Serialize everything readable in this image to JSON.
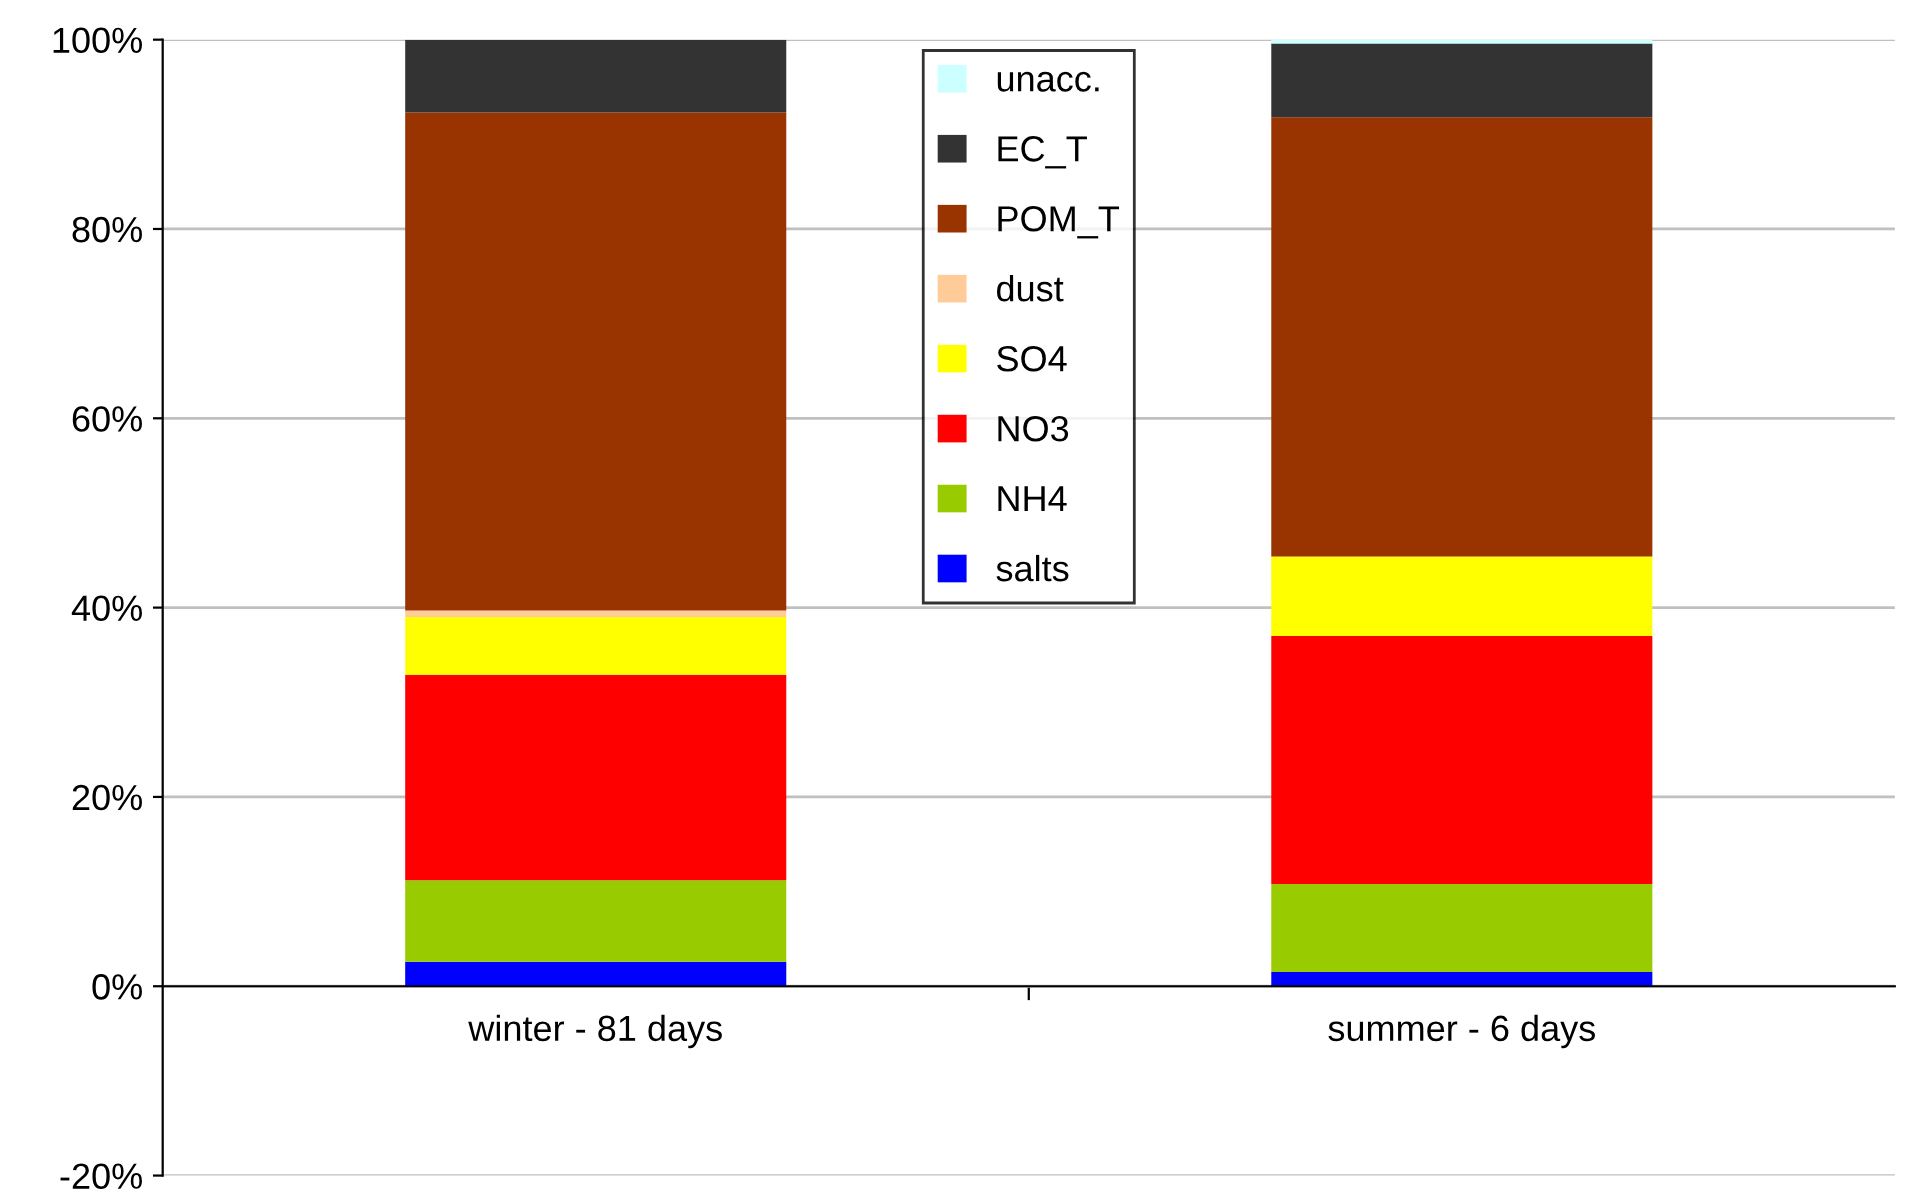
{
  "chart_data": {
    "type": "bar",
    "stacked": true,
    "categories": [
      "winter - 81 days",
      "summer - 6 days"
    ],
    "series": [
      {
        "name": "salts",
        "color": "#0000ff",
        "values": [
          2.6,
          1.5
        ]
      },
      {
        "name": "NH4",
        "color": "#99cc00",
        "values": [
          8.6,
          9.3
        ]
      },
      {
        "name": "NO3",
        "color": "#ff0000",
        "values": [
          21.7,
          26.2
        ]
      },
      {
        "name": "SO4",
        "color": "#ffff00",
        "values": [
          6.1,
          8.4
        ]
      },
      {
        "name": "dust",
        "color": "#ffcc99",
        "values": [
          0.7,
          0
        ]
      },
      {
        "name": "POM_T",
        "color": "#993300",
        "values": [
          52.6,
          46.4
        ]
      },
      {
        "name": "EC_T",
        "color": "#333333",
        "values": [
          7.7,
          7.8
        ]
      },
      {
        "name": "unacc.",
        "color": "#ccffff",
        "values": [
          0,
          0.4
        ]
      }
    ],
    "ylim": [
      -20,
      100
    ],
    "yticks": [
      {
        "value": -20,
        "label": "-20%"
      },
      {
        "value": 0,
        "label": "0%"
      },
      {
        "value": 20,
        "label": "20%"
      },
      {
        "value": 40,
        "label": "40%"
      },
      {
        "value": 60,
        "label": "60%"
      },
      {
        "value": 80,
        "label": "80%"
      },
      {
        "value": 100,
        "label": "100%"
      }
    ],
    "grid": "y",
    "legend": "top"
  }
}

##############################

#### WRITTEN PROBLEM:
Print every entry exactly as written, without the pictures.

#### SOLUTION TO THE PROBLEM:
Serialize everything readable in this image to JSON.
{
  "chart_data": {
    "type": "bar",
    "stacked": true,
    "categories": [
      "winter - 81 days",
      "summer - 6 days"
    ],
    "series": [
      {
        "name": "salts",
        "color": "#0000ff",
        "values": [
          2.6,
          1.5
        ]
      },
      {
        "name": "NH4",
        "color": "#99cc00",
        "values": [
          8.6,
          9.3
        ]
      },
      {
        "name": "NO3",
        "color": "#ff0000",
        "values": [
          21.7,
          26.2
        ]
      },
      {
        "name": "SO4",
        "color": "#ffff00",
        "values": [
          6.1,
          8.4
        ]
      },
      {
        "name": "dust",
        "color": "#ffcc99",
        "values": [
          0.7,
          0
        ]
      },
      {
        "name": "POM_T",
        "color": "#993300",
        "values": [
          52.6,
          46.4
        ]
      },
      {
        "name": "EC_T",
        "color": "#333333",
        "values": [
          7.7,
          7.8
        ]
      },
      {
        "name": "unacc.",
        "color": "#ccffff",
        "values": [
          0,
          0.4
        ]
      }
    ],
    "ylim": [
      -20,
      100
    ],
    "yticks": [
      {
        "value": -20,
        "label": "-20%"
      },
      {
        "value": 0,
        "label": "0%"
      },
      {
        "value": 20,
        "label": "20%"
      },
      {
        "value": 40,
        "label": "40%"
      },
      {
        "value": 60,
        "label": "60%"
      },
      {
        "value": 80,
        "label": "80%"
      },
      {
        "value": 100,
        "label": "100%"
      }
    ],
    "grid": "y",
    "legend": "top"
  }
}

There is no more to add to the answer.